PROBLEM TO SOLVE » Will you give the material below again, every line exactly as it is?

[Recorded data]

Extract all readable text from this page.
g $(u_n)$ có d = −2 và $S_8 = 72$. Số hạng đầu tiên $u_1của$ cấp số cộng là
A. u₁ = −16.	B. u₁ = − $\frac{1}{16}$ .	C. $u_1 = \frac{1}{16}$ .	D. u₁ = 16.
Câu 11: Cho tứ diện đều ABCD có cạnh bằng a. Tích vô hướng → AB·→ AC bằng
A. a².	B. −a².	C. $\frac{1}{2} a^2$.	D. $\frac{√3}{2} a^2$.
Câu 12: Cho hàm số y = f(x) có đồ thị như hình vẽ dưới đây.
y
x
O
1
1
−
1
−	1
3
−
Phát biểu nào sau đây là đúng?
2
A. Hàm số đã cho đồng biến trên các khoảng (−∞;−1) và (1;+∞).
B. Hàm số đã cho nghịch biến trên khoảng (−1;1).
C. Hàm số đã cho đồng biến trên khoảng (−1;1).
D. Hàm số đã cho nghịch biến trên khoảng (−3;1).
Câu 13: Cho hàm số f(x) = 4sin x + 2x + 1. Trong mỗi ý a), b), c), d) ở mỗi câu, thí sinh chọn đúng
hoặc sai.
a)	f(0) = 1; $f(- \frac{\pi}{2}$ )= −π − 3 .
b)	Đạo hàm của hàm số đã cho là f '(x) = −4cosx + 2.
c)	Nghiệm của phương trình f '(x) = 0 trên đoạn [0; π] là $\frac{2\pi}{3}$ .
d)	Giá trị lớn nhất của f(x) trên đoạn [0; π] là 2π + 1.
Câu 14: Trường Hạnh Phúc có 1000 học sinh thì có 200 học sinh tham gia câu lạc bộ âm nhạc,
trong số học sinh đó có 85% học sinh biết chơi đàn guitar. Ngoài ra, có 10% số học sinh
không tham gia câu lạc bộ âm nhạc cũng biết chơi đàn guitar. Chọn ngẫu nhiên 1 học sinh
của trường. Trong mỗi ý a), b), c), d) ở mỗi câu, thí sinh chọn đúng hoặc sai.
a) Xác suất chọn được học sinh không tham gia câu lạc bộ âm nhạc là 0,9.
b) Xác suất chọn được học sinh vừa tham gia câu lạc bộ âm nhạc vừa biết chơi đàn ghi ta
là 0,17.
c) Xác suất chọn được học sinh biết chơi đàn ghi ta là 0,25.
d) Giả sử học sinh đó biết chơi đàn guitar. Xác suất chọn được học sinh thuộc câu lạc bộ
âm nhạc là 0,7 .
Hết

REPLY TO THE TASK »
Extract all readable text from this page.
g $(u_n)$ có d = −2 và $S_8 = 72$. Số hạng đầu tiên $u_1của$ cấp số cộng là
A. u₁ = −16.	B. u₁ = − $\frac{1}{16}$ .	C. $u_1 = \frac{1}{16}$ .	D. u₁ = 16.
Câu 11: Cho tứ diện đều ABCD có cạnh bằng a. Tích vô hướng → AB·→ AC bằng
A. a².	B. −a².	C. $\frac{1}{2} a^2$.	D. $\frac{√3}{2} a^2$.
Câu 12: Cho hàm số y = f(x) có đồ thị như hình vẽ dưới đây.
y
x
O
1
1
−
1
−	1
3
−
Phát biểu nào sau đây là đúng?
2
A. Hàm số đã cho đồng biến trên các khoảng (−∞;−1) và (1;+∞).
B. Hàm số đã cho nghịch biến trên khoảng (−1;1).
C. Hàm số đã cho đồng biến trên khoảng (−1;1).
D. Hàm số đã cho nghịch biến trên khoảng (−3;1).
Câu 13: Cho hàm số f(x) = 4sin x + 2x + 1. Trong mỗi ý a), b), c), d) ở mỗi câu, thí sinh chọn đúng
hoặc sai.
a)	f(0) = 1; $f(- \frac{\pi}{2}$ )= −π − 3 .
b)	Đạo hàm của hàm số đã cho là f '(x) = −4cosx + 2.
c)	Nghiệm của phương trình f '(x) = 0 trên đoạn [0; π] là $\frac{2\pi}{3}$ .
d)	Giá trị lớn nhất của f(x) trên đoạn [0; π] là 2π + 1.
Câu 14: Trường Hạnh Phúc có 1000 học sinh thì có 200 học sinh tham gia câu lạc bộ âm nhạc,
trong số học sinh đó có 85% học sinh biết chơi đàn guitar. Ngoài ra, có 10% số học sinh
không tham gia câu lạc bộ âm nhạc cũng biết chơi đàn guitar. Chọn ngẫu nhiên 1 học sinh
của trường. Trong mỗi ý a), b), c), d) ở mỗi câu, thí sinh chọn đúng hoặc sai.
a) Xác suất chọn được học sinh không tham gia câu lạc bộ âm nhạc là 0,9.
b) Xác suất chọn được học sinh vừa tham gia câu lạc bộ âm nhạc vừa biết chơi đàn ghi ta
là 0,17.
c) Xác suất chọn được học sinh biết chơi đàn ghi ta là 0,25.
d) Giả sử học sinh đó biết chơi đàn guitar. Xác suất chọn được học sinh thuộc câu lạc bộ
âm nhạc là 0,7 .
Hết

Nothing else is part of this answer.